### What the exercise asks:
Count how many lines contain "object" and reply with that number only.

### Data shown:
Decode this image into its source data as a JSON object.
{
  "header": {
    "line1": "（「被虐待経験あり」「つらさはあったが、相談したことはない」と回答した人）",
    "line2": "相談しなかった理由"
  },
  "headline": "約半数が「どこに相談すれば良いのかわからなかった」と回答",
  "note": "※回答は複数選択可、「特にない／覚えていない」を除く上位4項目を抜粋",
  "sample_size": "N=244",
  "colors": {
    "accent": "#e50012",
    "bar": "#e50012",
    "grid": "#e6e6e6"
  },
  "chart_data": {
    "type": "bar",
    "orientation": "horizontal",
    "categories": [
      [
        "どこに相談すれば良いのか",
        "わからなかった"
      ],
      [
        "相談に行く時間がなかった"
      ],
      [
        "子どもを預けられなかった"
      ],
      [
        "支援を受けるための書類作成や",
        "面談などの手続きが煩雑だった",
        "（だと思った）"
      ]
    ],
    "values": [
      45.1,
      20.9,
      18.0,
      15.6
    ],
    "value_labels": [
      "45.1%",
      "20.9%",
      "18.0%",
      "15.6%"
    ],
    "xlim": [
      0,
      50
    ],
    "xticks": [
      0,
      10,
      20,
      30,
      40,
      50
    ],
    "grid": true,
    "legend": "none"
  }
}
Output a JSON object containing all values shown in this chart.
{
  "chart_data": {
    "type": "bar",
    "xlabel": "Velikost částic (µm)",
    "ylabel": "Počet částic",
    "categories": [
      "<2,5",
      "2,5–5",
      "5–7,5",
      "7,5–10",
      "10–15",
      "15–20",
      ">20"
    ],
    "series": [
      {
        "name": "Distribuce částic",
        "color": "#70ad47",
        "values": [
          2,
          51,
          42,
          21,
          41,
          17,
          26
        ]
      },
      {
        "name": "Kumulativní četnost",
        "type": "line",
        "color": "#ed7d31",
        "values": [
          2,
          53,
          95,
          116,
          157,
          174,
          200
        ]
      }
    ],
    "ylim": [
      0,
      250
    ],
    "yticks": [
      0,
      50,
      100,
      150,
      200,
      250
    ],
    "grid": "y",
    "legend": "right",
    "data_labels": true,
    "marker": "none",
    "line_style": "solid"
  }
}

### Output:
2